**ÉNONCÉ DE L'EXERCICE**
Transcrivez fidèlement la partie de l'extrait choisi sur le pourvoi de SACE qui commence par « Autres parties à » et se poursuit jusqu'à « en référé T-305/13R. ».

**EXTRAIT CHOISI**

————————

Langue de procédure: l'italien

Parties

Parties requérantes: Servizi assicurativi del commercio estero SpA (SACE SpA) et SACE BT SpA (représentants: M. Siragusa et G. Rizza, avocats)

Autres parties à la procédure: Commission européenne, République italienne

Conclusions

SACE demande à la Cour d’accueillir le présent pourvoi et, ce faisant, d’annuler la décision du Tribunal telle qu’elle figure dans le dispositif de l’arrêt attaqué et de faire droit, sans qu’il soit nécessaire de renvoyer l’affaire au Tribunal, aux conclusions présentées dans la requête introductive d’instance, à savoir :

annuler intégralement la décision C(2013) 1501 final, de la Commission européenne du 20 mars 2013, relative aux mesures SA.23425 mises en œuvre par l’Italie en 2004 et en 2009 en faveur de SACE BT SpA;

à titre subsidiaire, l’annuler partiellement, limitativement à/aux moyen(s) accueilli(s);

condamner la Commission au paiement des dépens de procédure, y compris aux dépens relatifs à la procédure en référé T-305/13R.

Moyens et principaux arguments

Premier moyen, relatif à l’imputabilité à l’État italien des mesures litigieuses : violation de l’article 107, paragraphe 1 TFUE, tel qu’interprété par la Cour de justice dans l’arrêt Stardust Marine (affaire C–482/99); caractère manifestement erroné de l’interprétation du point 177, sous b), petit i), de la décision; appréciation des faits entachée d’inexactitudes matérielles, ce qui ressort des documents versés au dossier, et dénaturation du contenu de la décision; caractère illogique de la motivation; motivation de la décision attaquée indument complétée; application erronée du principe selon lequel la légalité d’une décision en matière d’aide d’État doit être appréciée à la lumière des informations dont pouvait disposer la Commission quand elle l’a adoptée, eu égard aux deux lettres du ministère de l’économie et des finances italien (ci-après le « MEF ») à SACE SpA, fournies par le gouvernement italien en annexe au mémoire en intervention de l’Italie.

————————

**ENTRÉES**
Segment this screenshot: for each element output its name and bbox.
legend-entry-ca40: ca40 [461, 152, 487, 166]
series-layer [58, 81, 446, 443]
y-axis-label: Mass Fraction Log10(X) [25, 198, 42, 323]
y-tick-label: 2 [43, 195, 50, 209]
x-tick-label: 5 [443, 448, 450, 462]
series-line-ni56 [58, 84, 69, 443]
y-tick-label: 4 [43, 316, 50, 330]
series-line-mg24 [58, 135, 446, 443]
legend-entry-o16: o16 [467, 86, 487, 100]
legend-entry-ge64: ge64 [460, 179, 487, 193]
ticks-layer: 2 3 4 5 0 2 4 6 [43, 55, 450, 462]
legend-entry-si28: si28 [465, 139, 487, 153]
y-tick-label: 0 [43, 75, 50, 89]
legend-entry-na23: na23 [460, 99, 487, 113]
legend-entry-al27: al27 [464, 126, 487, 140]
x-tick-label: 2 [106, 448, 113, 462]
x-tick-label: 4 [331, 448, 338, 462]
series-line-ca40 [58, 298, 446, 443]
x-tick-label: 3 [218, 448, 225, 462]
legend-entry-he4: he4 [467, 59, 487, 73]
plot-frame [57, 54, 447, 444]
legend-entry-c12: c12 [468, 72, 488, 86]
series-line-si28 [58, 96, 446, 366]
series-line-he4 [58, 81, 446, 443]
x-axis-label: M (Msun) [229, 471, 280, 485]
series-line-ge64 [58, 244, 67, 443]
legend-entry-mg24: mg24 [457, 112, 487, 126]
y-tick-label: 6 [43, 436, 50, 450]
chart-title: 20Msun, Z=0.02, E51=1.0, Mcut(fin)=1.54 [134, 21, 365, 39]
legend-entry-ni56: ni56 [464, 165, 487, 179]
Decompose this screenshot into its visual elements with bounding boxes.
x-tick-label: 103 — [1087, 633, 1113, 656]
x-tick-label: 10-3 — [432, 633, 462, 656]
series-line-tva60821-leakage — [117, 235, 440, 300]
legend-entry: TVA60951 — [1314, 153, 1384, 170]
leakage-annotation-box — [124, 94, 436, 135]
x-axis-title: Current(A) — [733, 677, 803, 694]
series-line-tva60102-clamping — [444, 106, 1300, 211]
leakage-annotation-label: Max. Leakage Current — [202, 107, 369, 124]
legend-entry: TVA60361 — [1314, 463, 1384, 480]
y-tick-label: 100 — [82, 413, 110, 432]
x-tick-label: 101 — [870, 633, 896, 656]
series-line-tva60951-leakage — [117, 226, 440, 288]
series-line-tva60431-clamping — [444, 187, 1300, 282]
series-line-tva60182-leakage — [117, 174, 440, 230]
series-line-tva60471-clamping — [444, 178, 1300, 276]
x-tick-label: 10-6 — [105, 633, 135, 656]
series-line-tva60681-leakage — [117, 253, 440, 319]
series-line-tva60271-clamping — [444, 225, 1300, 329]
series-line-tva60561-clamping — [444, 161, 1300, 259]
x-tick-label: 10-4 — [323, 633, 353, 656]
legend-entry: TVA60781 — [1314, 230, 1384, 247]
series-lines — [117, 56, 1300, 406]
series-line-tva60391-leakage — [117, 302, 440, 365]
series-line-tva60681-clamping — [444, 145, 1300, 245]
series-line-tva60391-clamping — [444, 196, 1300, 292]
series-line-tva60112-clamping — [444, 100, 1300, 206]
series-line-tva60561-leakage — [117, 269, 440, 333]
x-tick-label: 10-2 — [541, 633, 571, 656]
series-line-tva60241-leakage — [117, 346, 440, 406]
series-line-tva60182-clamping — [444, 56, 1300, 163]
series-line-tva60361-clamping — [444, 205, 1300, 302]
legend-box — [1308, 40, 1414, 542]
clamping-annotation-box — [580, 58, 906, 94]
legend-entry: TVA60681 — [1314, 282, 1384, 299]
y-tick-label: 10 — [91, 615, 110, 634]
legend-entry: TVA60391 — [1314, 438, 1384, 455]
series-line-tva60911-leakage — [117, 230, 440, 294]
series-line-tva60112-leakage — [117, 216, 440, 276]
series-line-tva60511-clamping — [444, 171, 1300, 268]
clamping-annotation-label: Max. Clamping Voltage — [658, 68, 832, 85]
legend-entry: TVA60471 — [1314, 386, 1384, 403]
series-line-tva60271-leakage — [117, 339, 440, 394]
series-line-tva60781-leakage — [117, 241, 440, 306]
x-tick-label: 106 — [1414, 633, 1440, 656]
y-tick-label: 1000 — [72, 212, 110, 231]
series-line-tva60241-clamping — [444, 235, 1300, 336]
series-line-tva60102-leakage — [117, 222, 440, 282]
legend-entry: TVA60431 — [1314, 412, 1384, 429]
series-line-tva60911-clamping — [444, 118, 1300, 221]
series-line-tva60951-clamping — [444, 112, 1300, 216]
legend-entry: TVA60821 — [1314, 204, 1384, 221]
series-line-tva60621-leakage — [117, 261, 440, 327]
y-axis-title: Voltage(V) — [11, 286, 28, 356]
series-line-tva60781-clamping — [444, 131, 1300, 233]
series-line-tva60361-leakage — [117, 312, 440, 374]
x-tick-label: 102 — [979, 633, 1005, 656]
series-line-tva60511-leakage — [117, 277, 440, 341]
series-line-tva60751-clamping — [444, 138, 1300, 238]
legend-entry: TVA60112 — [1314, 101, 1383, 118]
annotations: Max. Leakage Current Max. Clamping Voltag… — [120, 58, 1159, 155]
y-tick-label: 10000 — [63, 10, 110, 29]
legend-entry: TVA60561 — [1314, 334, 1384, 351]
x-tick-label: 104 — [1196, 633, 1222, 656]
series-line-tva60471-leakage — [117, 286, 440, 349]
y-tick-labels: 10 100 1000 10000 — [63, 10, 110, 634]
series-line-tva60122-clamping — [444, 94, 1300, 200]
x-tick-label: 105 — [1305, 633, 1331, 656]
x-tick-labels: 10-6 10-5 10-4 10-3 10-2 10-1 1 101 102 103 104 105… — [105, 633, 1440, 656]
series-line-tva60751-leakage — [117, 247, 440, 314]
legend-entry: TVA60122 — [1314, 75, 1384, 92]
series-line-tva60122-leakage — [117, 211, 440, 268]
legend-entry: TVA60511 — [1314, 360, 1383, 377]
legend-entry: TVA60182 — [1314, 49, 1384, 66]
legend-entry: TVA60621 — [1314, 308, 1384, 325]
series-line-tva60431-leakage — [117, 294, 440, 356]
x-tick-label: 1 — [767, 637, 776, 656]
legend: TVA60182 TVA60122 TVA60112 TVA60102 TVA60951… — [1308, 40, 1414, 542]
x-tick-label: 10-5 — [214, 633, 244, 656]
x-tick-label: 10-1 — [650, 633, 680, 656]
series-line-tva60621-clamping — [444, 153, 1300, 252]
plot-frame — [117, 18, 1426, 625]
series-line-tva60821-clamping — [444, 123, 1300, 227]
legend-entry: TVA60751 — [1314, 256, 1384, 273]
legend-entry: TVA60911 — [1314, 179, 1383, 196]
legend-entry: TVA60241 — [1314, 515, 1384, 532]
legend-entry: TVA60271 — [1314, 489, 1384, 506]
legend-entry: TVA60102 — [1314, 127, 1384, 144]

————————

**RÉSULTAT FINAL**
Autres parties à la procédure: Commission européenne, République italienne

Conclusions

SACE demande à la Cour d’accueillir le présent pourvoi et, ce faisant, d’annuler la décision du Tribunal telle qu’elle figure dans le dispositif de l’arrêt attaqué et de faire droit, sans qu’il soit nécessaire de renvoyer l’affaire au Tribunal, aux conclusions présentées dans la requête introductive d’instance, à savoir :

annuler intégralement la décision C(2013) 1501 final, de la Commission européenne du 20 mars 2013, relative aux mesures SA.23425 mises en œuvre par l’Italie en 2004 et en 2009 en faveur de SACE BT SpA;

à titre subsidiaire, l’annuler partiellement, limitativement à/aux moyen(s) accueilli(s);

condamner la Commission au paiement des dépens de procédure, y compris aux dépens relatifs à la procédure en référé T-305/13R.